- _Problem description_:
Give only the number of lines below that contain the word "Since".

[Dataset rows about figures]
.....

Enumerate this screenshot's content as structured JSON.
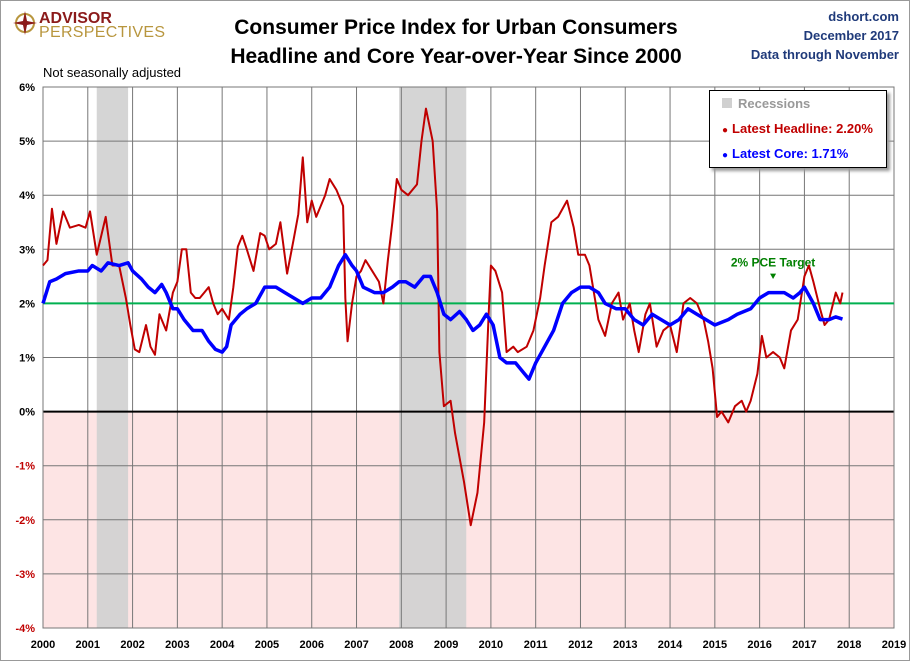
{
  "logo": {
    "line1": "ADVISOR",
    "line2": "PERSPECTIVES"
  },
  "header": {
    "title_line1": "Consumer Price Index for Urban Consumers",
    "title_line2": "Headline and Core Year-over-Year Since 2000",
    "source": "dshort.com",
    "date": "December 2017",
    "data_through": "Data through November"
  },
  "note": "Not seasonally adjusted",
  "legend": {
    "recessions": "Recessions",
    "headline": "Latest Headline:  2.20%",
    "core": "Latest Core:  1.71%"
  },
  "colors": {
    "headline": "#c00000",
    "core": "#0000ff",
    "target": "#00b050",
    "recession": "#d0d0d0",
    "negative_zone": "#fde4e4"
  },
  "chart_data": {
    "type": "line",
    "title": "Consumer Price Index for Urban Consumers Headline and Core Year-over-Year Since 2000",
    "xlim": [
      2000,
      2019
    ],
    "ylim": [
      -4,
      6
    ],
    "grid": true,
    "legend_placement": "top-right",
    "x_ticks": [
      "2000",
      "2001",
      "2002",
      "2003",
      "2004",
      "2005",
      "2006",
      "2007",
      "2008",
      "2009",
      "2010",
      "2011",
      "2012",
      "2013",
      "2014",
      "2015",
      "2016",
      "2017",
      "2018",
      "2019"
    ],
    "y_ticks": [
      "6%",
      "5%",
      "4%",
      "3%",
      "2%",
      "1%",
      "0%",
      "-1%",
      "-2%",
      "-3%",
      "-4%"
    ],
    "target": {
      "value": 2,
      "label": "2% PCE Target"
    },
    "recessions": [
      [
        2001.2,
        2001.9
      ],
      [
        2007.95,
        2009.45
      ]
    ],
    "series": [
      {
        "name": "Headline",
        "points": [
          [
            2000.0,
            2.7
          ],
          [
            2000.1,
            2.8
          ],
          [
            2000.2,
            3.75
          ],
          [
            2000.3,
            3.1
          ],
          [
            2000.45,
            3.7
          ],
          [
            2000.6,
            3.4
          ],
          [
            2000.8,
            3.45
          ],
          [
            2000.95,
            3.4
          ],
          [
            2001.05,
            3.7
          ],
          [
            2001.2,
            2.9
          ],
          [
            2001.4,
            3.6
          ],
          [
            2001.55,
            2.7
          ],
          [
            2001.7,
            2.7
          ],
          [
            2001.85,
            2.1
          ],
          [
            2001.95,
            1.6
          ],
          [
            2002.05,
            1.15
          ],
          [
            2002.15,
            1.1
          ],
          [
            2002.3,
            1.6
          ],
          [
            2002.4,
            1.2
          ],
          [
            2002.5,
            1.05
          ],
          [
            2002.6,
            1.8
          ],
          [
            2002.75,
            1.5
          ],
          [
            2002.9,
            2.2
          ],
          [
            2003.0,
            2.4
          ],
          [
            2003.1,
            3.0
          ],
          [
            2003.2,
            3.0
          ],
          [
            2003.3,
            2.2
          ],
          [
            2003.4,
            2.1
          ],
          [
            2003.5,
            2.1
          ],
          [
            2003.6,
            2.2
          ],
          [
            2003.7,
            2.3
          ],
          [
            2003.8,
            2.0
          ],
          [
            2003.9,
            1.8
          ],
          [
            2004.0,
            1.9
          ],
          [
            2004.15,
            1.7
          ],
          [
            2004.25,
            2.3
          ],
          [
            2004.35,
            3.05
          ],
          [
            2004.45,
            3.25
          ],
          [
            2004.55,
            3.0
          ],
          [
            2004.7,
            2.6
          ],
          [
            2004.85,
            3.3
          ],
          [
            2004.95,
            3.25
          ],
          [
            2005.05,
            3.0
          ],
          [
            2005.2,
            3.1
          ],
          [
            2005.3,
            3.5
          ],
          [
            2005.45,
            2.55
          ],
          [
            2005.6,
            3.2
          ],
          [
            2005.7,
            3.65
          ],
          [
            2005.8,
            4.7
          ],
          [
            2005.9,
            3.5
          ],
          [
            2006.0,
            3.9
          ],
          [
            2006.1,
            3.6
          ],
          [
            2006.3,
            4.0
          ],
          [
            2006.4,
            4.3
          ],
          [
            2006.55,
            4.1
          ],
          [
            2006.7,
            3.8
          ],
          [
            2006.75,
            2.1
          ],
          [
            2006.8,
            1.3
          ],
          [
            2006.9,
            2.0
          ],
          [
            2007.0,
            2.5
          ],
          [
            2007.1,
            2.6
          ],
          [
            2007.2,
            2.8
          ],
          [
            2007.35,
            2.6
          ],
          [
            2007.5,
            2.4
          ],
          [
            2007.6,
            2.0
          ],
          [
            2007.7,
            2.8
          ],
          [
            2007.8,
            3.5
          ],
          [
            2007.9,
            4.3
          ],
          [
            2008.0,
            4.1
          ],
          [
            2008.15,
            4.0
          ],
          [
            2008.35,
            4.2
          ],
          [
            2008.45,
            5.0
          ],
          [
            2008.55,
            5.6
          ],
          [
            2008.7,
            5.0
          ],
          [
            2008.8,
            3.7
          ],
          [
            2008.85,
            1.1
          ],
          [
            2008.95,
            0.1
          ],
          [
            2009.1,
            0.2
          ],
          [
            2009.2,
            -0.4
          ],
          [
            2009.4,
            -1.3
          ],
          [
            2009.55,
            -2.1
          ],
          [
            2009.7,
            -1.5
          ],
          [
            2009.85,
            -0.2
          ],
          [
            2009.95,
            1.8
          ],
          [
            2010.0,
            2.7
          ],
          [
            2010.1,
            2.6
          ],
          [
            2010.25,
            2.2
          ],
          [
            2010.35,
            1.1
          ],
          [
            2010.5,
            1.2
          ],
          [
            2010.6,
            1.1
          ],
          [
            2010.8,
            1.2
          ],
          [
            2010.95,
            1.5
          ],
          [
            2011.1,
            2.1
          ],
          [
            2011.2,
            2.7
          ],
          [
            2011.35,
            3.5
          ],
          [
            2011.5,
            3.6
          ],
          [
            2011.7,
            3.9
          ],
          [
            2011.85,
            3.4
          ],
          [
            2011.95,
            2.9
          ],
          [
            2012.1,
            2.9
          ],
          [
            2012.2,
            2.7
          ],
          [
            2012.4,
            1.7
          ],
          [
            2012.55,
            1.4
          ],
          [
            2012.7,
            2.0
          ],
          [
            2012.85,
            2.2
          ],
          [
            2012.95,
            1.7
          ],
          [
            2013.1,
            2.0
          ],
          [
            2013.2,
            1.5
          ],
          [
            2013.3,
            1.1
          ],
          [
            2013.45,
            1.8
          ],
          [
            2013.55,
            2.0
          ],
          [
            2013.7,
            1.2
          ],
          [
            2013.85,
            1.5
          ],
          [
            2014.0,
            1.6
          ],
          [
            2014.15,
            1.1
          ],
          [
            2014.3,
            2.0
          ],
          [
            2014.45,
            2.1
          ],
          [
            2014.6,
            2.0
          ],
          [
            2014.75,
            1.7
          ],
          [
            2014.85,
            1.3
          ],
          [
            2014.95,
            0.8
          ],
          [
            2015.05,
            -0.1
          ],
          [
            2015.15,
            0.0
          ],
          [
            2015.3,
            -0.2
          ],
          [
            2015.45,
            0.1
          ],
          [
            2015.6,
            0.2
          ],
          [
            2015.7,
            0.0
          ],
          [
            2015.8,
            0.2
          ],
          [
            2015.95,
            0.7
          ],
          [
            2016.05,
            1.4
          ],
          [
            2016.15,
            1.0
          ],
          [
            2016.3,
            1.1
          ],
          [
            2016.45,
            1.0
          ],
          [
            2016.55,
            0.8
          ],
          [
            2016.7,
            1.5
          ],
          [
            2016.85,
            1.7
          ],
          [
            2017.0,
            2.5
          ],
          [
            2017.1,
            2.7
          ],
          [
            2017.2,
            2.4
          ],
          [
            2017.35,
            1.9
          ],
          [
            2017.45,
            1.6
          ],
          [
            2017.55,
            1.7
          ],
          [
            2017.7,
            2.2
          ],
          [
            2017.8,
            2.0
          ],
          [
            2017.85,
            2.2
          ]
        ]
      },
      {
        "name": "Core",
        "points": [
          [
            2000.0,
            2.0
          ],
          [
            2000.15,
            2.4
          ],
          [
            2000.3,
            2.45
          ],
          [
            2000.5,
            2.55
          ],
          [
            2000.8,
            2.6
          ],
          [
            2001.0,
            2.6
          ],
          [
            2001.1,
            2.7
          ],
          [
            2001.3,
            2.6
          ],
          [
            2001.45,
            2.75
          ],
          [
            2001.7,
            2.7
          ],
          [
            2001.9,
            2.75
          ],
          [
            2002.0,
            2.6
          ],
          [
            2002.2,
            2.45
          ],
          [
            2002.35,
            2.3
          ],
          [
            2002.5,
            2.2
          ],
          [
            2002.65,
            2.35
          ],
          [
            2002.75,
            2.2
          ],
          [
            2002.9,
            1.9
          ],
          [
            2003.0,
            1.9
          ],
          [
            2003.15,
            1.7
          ],
          [
            2003.35,
            1.5
          ],
          [
            2003.55,
            1.5
          ],
          [
            2003.7,
            1.3
          ],
          [
            2003.85,
            1.15
          ],
          [
            2004.0,
            1.1
          ],
          [
            2004.1,
            1.2
          ],
          [
            2004.2,
            1.6
          ],
          [
            2004.4,
            1.8
          ],
          [
            2004.55,
            1.9
          ],
          [
            2004.75,
            2.0
          ],
          [
            2004.95,
            2.3
          ],
          [
            2005.2,
            2.3
          ],
          [
            2005.4,
            2.2
          ],
          [
            2005.6,
            2.1
          ],
          [
            2005.8,
            2.0
          ],
          [
            2006.0,
            2.1
          ],
          [
            2006.2,
            2.1
          ],
          [
            2006.4,
            2.3
          ],
          [
            2006.6,
            2.7
          ],
          [
            2006.75,
            2.9
          ],
          [
            2006.9,
            2.7
          ],
          [
            2007.0,
            2.6
          ],
          [
            2007.15,
            2.3
          ],
          [
            2007.4,
            2.2
          ],
          [
            2007.6,
            2.2
          ],
          [
            2007.8,
            2.3
          ],
          [
            2007.95,
            2.4
          ],
          [
            2008.1,
            2.4
          ],
          [
            2008.3,
            2.3
          ],
          [
            2008.5,
            2.5
          ],
          [
            2008.65,
            2.5
          ],
          [
            2008.8,
            2.2
          ],
          [
            2008.95,
            1.8
          ],
          [
            2009.1,
            1.7
          ],
          [
            2009.3,
            1.85
          ],
          [
            2009.45,
            1.7
          ],
          [
            2009.6,
            1.5
          ],
          [
            2009.75,
            1.6
          ],
          [
            2009.9,
            1.8
          ],
          [
            2010.05,
            1.6
          ],
          [
            2010.2,
            1.0
          ],
          [
            2010.35,
            0.9
          ],
          [
            2010.55,
            0.9
          ],
          [
            2010.75,
            0.7
          ],
          [
            2010.85,
            0.6
          ],
          [
            2011.0,
            0.9
          ],
          [
            2011.2,
            1.2
          ],
          [
            2011.4,
            1.5
          ],
          [
            2011.6,
            2.0
          ],
          [
            2011.8,
            2.2
          ],
          [
            2012.0,
            2.3
          ],
          [
            2012.2,
            2.3
          ],
          [
            2012.4,
            2.2
          ],
          [
            2012.55,
            2.0
          ],
          [
            2012.8,
            1.9
          ],
          [
            2013.0,
            1.9
          ],
          [
            2013.2,
            1.7
          ],
          [
            2013.4,
            1.6
          ],
          [
            2013.6,
            1.8
          ],
          [
            2013.8,
            1.7
          ],
          [
            2014.0,
            1.6
          ],
          [
            2014.2,
            1.7
          ],
          [
            2014.4,
            1.9
          ],
          [
            2014.6,
            1.8
          ],
          [
            2014.8,
            1.7
          ],
          [
            2015.0,
            1.6
          ],
          [
            2015.3,
            1.7
          ],
          [
            2015.5,
            1.8
          ],
          [
            2015.8,
            1.9
          ],
          [
            2016.0,
            2.1
          ],
          [
            2016.2,
            2.2
          ],
          [
            2016.35,
            2.2
          ],
          [
            2016.55,
            2.2
          ],
          [
            2016.75,
            2.1
          ],
          [
            2016.9,
            2.2
          ],
          [
            2017.0,
            2.3
          ],
          [
            2017.2,
            2.0
          ],
          [
            2017.35,
            1.7
          ],
          [
            2017.55,
            1.7
          ],
          [
            2017.7,
            1.75
          ],
          [
            2017.85,
            1.71
          ]
        ]
      }
    ]
  }
}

.....

- _Exercise response_:
2